> **Figure content listings**
• • • • •

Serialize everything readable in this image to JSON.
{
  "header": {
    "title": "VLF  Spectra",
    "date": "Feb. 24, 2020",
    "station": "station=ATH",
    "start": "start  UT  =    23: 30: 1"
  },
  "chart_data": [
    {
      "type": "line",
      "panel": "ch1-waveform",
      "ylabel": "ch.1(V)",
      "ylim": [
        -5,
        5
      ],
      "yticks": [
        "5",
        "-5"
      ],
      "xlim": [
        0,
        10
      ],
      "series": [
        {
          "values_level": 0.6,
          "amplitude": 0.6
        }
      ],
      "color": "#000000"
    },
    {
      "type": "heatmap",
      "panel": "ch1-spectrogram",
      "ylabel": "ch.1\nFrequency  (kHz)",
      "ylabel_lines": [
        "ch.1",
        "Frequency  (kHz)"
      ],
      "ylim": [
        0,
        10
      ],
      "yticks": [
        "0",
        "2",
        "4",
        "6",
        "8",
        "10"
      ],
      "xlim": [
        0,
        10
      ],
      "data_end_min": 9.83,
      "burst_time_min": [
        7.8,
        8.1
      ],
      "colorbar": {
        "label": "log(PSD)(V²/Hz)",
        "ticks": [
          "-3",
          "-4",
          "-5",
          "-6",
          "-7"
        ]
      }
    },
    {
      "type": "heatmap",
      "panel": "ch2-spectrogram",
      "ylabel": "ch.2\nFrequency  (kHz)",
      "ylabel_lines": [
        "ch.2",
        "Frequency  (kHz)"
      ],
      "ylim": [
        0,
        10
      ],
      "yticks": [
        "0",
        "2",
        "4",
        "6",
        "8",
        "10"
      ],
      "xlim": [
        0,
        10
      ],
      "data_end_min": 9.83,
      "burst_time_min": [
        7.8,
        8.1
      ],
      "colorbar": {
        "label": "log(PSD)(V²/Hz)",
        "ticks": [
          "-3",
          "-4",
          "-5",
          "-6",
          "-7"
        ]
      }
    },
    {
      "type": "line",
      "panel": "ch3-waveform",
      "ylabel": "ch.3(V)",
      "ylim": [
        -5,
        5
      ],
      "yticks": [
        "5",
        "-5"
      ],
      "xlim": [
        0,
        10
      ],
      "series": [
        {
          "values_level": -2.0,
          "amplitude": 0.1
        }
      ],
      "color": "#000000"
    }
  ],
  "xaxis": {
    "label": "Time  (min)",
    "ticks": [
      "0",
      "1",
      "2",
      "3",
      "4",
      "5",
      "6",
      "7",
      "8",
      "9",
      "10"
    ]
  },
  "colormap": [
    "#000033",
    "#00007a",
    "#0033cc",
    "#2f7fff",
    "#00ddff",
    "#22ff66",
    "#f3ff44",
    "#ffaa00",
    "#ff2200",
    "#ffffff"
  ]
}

• • • • •

> **SET TASK**
Copy down the whole of the data above, matching it exactly.

> **RESULT OF THE TASK**
Serialize everything readable in this image to JSON.
{
  "header": {
    "title": "VLF  Spectra",
    "date": "Feb. 24, 2020",
    "station": "station=ATH",
    "start": "start  UT  =    23: 30: 1"
  },
  "chart_data": [
    {
      "type": "line",
      "panel": "ch1-waveform",
      "ylabel": "ch.1(V)",
      "ylim": [
        -5,
        5
      ],
      "yticks": [
        "5",
        "-5"
      ],
      "xlim": [
        0,
        10
      ],
      "series": [
        {
          "values_level": 0.6,
          "amplitude": 0.6
        }
      ],
      "color": "#000000"
    },
    {
      "type": "heatmap",
      "panel": "ch1-spectrogram",
      "ylabel": "ch.1\nFrequency  (kHz)",
      "ylabel_lines": [
        "ch.1",
        "Frequency  (kHz)"
      ],
      "ylim": [
        0,
        10
      ],
      "yticks": [
        "0",
        "2",
        "4",
        "6",
        "8",
        "10"
      ],
      "xlim": [
        0,
        10
      ],
      "data_end_min": 9.83,
      "burst_time_min": [
        7.8,
        8.1
      ],
      "colorbar": {
        "label": "log(PSD)(V²/Hz)",
        "ticks": [
          "-3",
          "-4",
          "-5",
          "-6",
          "-7"
        ]
      }
    },
    {
      "type": "heatmap",
      "panel": "ch2-spectrogram",
      "ylabel": "ch.2\nFrequency  (kHz)",
      "ylabel_lines": [
        "ch.2",
        "Frequency  (kHz)"
      ],
      "ylim": [
        0,
        10
      ],
      "yticks": [
        "0",
        "2",
        "4",
        "6",
        "8",
        "10"
      ],
      "xlim": [
        0,
        10
      ],
      "data_end_min": 9.83,
      "burst_time_min": [
        7.8,
        8.1
      ],
      "colorbar": {
        "label": "log(PSD)(V²/Hz)",
        "ticks": [
          "-3",
          "-4",
          "-5",
          "-6",
          "-7"
        ]
      }
    },
    {
      "type": "line",
      "panel": "ch3-waveform",
      "ylabel": "ch.3(V)",
      "ylim": [
        -5,
        5
      ],
      "yticks": [
        "5",
        "-5"
      ],
      "xlim": [
        0,
        10
      ],
      "series": [
        {
          "values_level": -2.0,
          "amplitude": 0.1
        }
      ],
      "color": "#000000"
    }
  ],
  "xaxis": {
    "label": "Time  (min)",
    "ticks": [
      "0",
      "1",
      "2",
      "3",
      "4",
      "5",
      "6",
      "7",
      "8",
      "9",
      "10"
    ]
  },
  "colormap": [
    "#000033",
    "#00007a",
    "#0033cc",
    "#2f7fff",
    "#00ddff",
    "#22ff66",
    "#f3ff44",
    "#ffaa00",
    "#ff2200",
    "#ffffff"
  ]
}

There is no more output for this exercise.